[Given entries]
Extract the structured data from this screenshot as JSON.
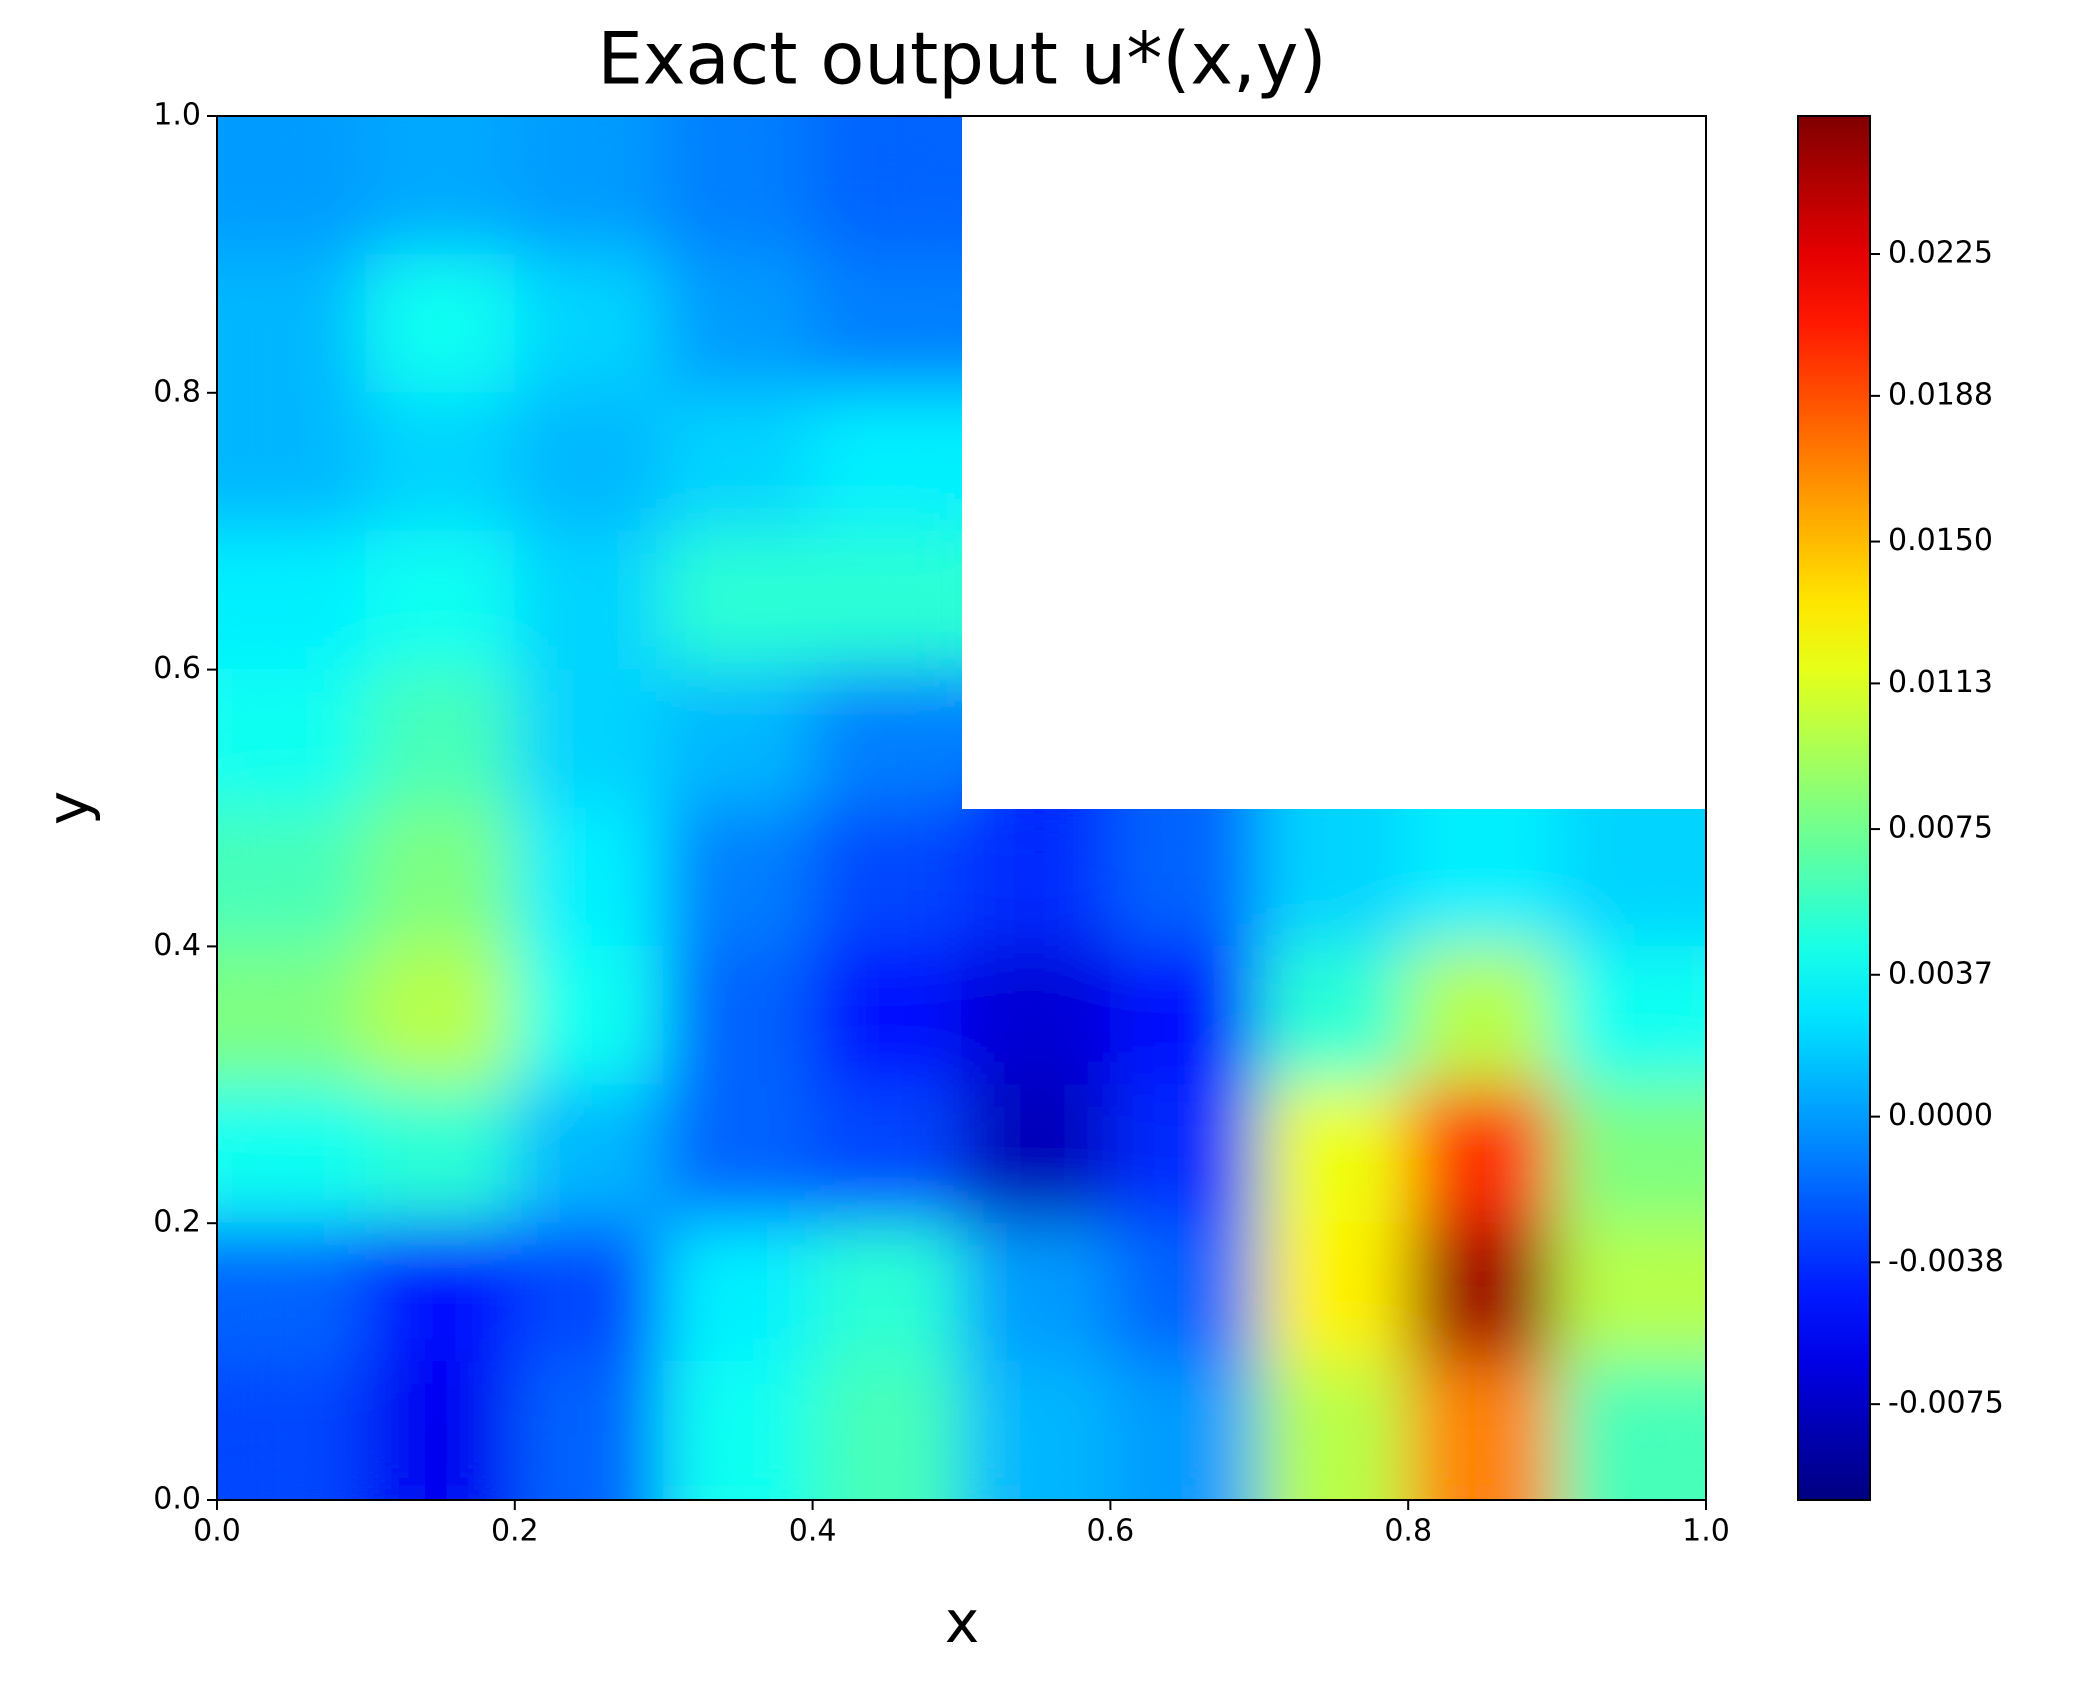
{
  "chart_data": {
    "type": "heatmap",
    "title": "Exact output u*(x,y)",
    "x_label": "x",
    "y_label": "y",
    "x": [
      0.05,
      0.15,
      0.25,
      0.35,
      0.45,
      0.55,
      0.65,
      0.75,
      0.85,
      0.95
    ],
    "y": [
      0.95,
      0.85,
      0.75,
      0.65,
      0.55,
      0.45,
      0.35,
      0.25,
      0.15,
      0.05
    ],
    "z": [
      [
        0.0,
        0.0005,
        0.0,
        -0.001,
        -0.002,
        null,
        null,
        null,
        null,
        null
      ],
      [
        0.001,
        0.004,
        0.002,
        0.0,
        -0.001,
        null,
        null,
        null,
        null,
        null
      ],
      [
        0.001,
        0.002,
        0.001,
        0.002,
        0.003,
        null,
        null,
        null,
        null,
        null
      ],
      [
        0.003,
        0.004,
        0.002,
        0.005,
        0.005,
        null,
        null,
        null,
        null,
        null
      ],
      [
        0.004,
        0.006,
        0.002,
        0.001,
        -0.001,
        null,
        null,
        null,
        null,
        null
      ],
      [
        0.006,
        0.008,
        0.003,
        -0.001,
        -0.003,
        -0.004,
        -0.002,
        0.002,
        0.003,
        0.002
      ],
      [
        0.008,
        0.01,
        0.004,
        -0.002,
        -0.005,
        -0.007,
        -0.005,
        0.005,
        0.01,
        0.004
      ],
      [
        0.004,
        0.005,
        0.001,
        -0.002,
        -0.003,
        -0.008,
        -0.004,
        0.012,
        0.02,
        0.008
      ],
      [
        -0.002,
        -0.005,
        -0.003,
        0.003,
        0.005,
        0.0,
        -0.002,
        0.013,
        0.025,
        0.01
      ],
      [
        -0.003,
        -0.006,
        -0.002,
        0.004,
        0.006,
        0.001,
        0.0,
        0.01,
        0.017,
        0.006
      ]
    ],
    "xlim": [
      0,
      1
    ],
    "ylim": [
      0,
      1
    ],
    "xticks": [
      {
        "value": 0,
        "label": "0.0"
      },
      0.2,
      0.4,
      0.6,
      0.8,
      {
        "value": 1,
        "label": "1.0"
      }
    ],
    "yticks": [
      {
        "value": 0,
        "label": "0.0"
      },
      0.2,
      0.4,
      0.6,
      0.8,
      {
        "value": 1,
        "label": "1.0"
      }
    ],
    "colormap": "jet",
    "zlim": [
      -0.01,
      0.0261
    ],
    "colorbar_ticks": [
      -0.0075,
      -0.0038,
      {
        "value": 0,
        "label": "0.0000"
      },
      0.0037,
      0.0075,
      0.0113,
      {
        "value": 0.015,
        "label": "0.0150"
      },
      0.0188,
      0.0225
    ]
  }
}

[Problem] Write out every line above exactly as it is, leaving out the pictures.

[Task answer]
Extract the structured data from this screenshot as JSON.
{
  "chart_data": {
    "type": "heatmap",
    "title": "Exact output u*(x,y)",
    "x_label": "x",
    "y_label": "y",
    "x": [
      0.05,
      0.15,
      0.25,
      0.35,
      0.45,
      0.55,
      0.65,
      0.75,
      0.85,
      0.95
    ],
    "y": [
      0.95,
      0.85,
      0.75,
      0.65,
      0.55,
      0.45,
      0.35,
      0.25,
      0.15,
      0.05
    ],
    "z": [
      [
        0.0,
        0.0005,
        0.0,
        -0.001,
        -0.002,
        null,
        null,
        null,
        null,
        null
      ],
      [
        0.001,
        0.004,
        0.002,
        0.0,
        -0.001,
        null,
        null,
        null,
        null,
        null
      ],
      [
        0.001,
        0.002,
        0.001,
        0.002,
        0.003,
        null,
        null,
        null,
        null,
        null
      ],
      [
        0.003,
        0.004,
        0.002,
        0.005,
        0.005,
        null,
        null,
        null,
        null,
        null
      ],
      [
        0.004,
        0.006,
        0.002,
        0.001,
        -0.001,
        null,
        null,
        null,
        null,
        null
      ],
      [
        0.006,
        0.008,
        0.003,
        -0.001,
        -0.003,
        -0.004,
        -0.002,
        0.002,
        0.003,
        0.002
      ],
      [
        0.008,
        0.01,
        0.004,
        -0.002,
        -0.005,
        -0.007,
        -0.005,
        0.005,
        0.01,
        0.004
      ],
      [
        0.004,
        0.005,
        0.001,
        -0.002,
        -0.003,
        -0.008,
        -0.004,
        0.012,
        0.02,
        0.008
      ],
      [
        -0.002,
        -0.005,
        -0.003,
        0.003,
        0.005,
        0.0,
        -0.002,
        0.013,
        0.025,
        0.01
      ],
      [
        -0.003,
        -0.006,
        -0.002,
        0.004,
        0.006,
        0.001,
        0.0,
        0.01,
        0.017,
        0.006
      ]
    ],
    "xlim": [
      0,
      1
    ],
    "ylim": [
      0,
      1
    ],
    "xticks": [
      {
        "value": 0,
        "label": "0.0"
      },
      0.2,
      0.4,
      0.6,
      0.8,
      {
        "value": 1,
        "label": "1.0"
      }
    ],
    "yticks": [
      {
        "value": 0,
        "label": "0.0"
      },
      0.2,
      0.4,
      0.6,
      0.8,
      {
        "value": 1,
        "label": "1.0"
      }
    ],
    "colormap": "jet",
    "zlim": [
      -0.01,
      0.0261
    ],
    "colorbar_ticks": [
      -0.0075,
      -0.0038,
      {
        "value": 0,
        "label": "0.0000"
      },
      0.0037,
      0.0075,
      0.0113,
      {
        "value": 0.015,
        "label": "0.0150"
      },
      0.0188,
      0.0225
    ]
  }
}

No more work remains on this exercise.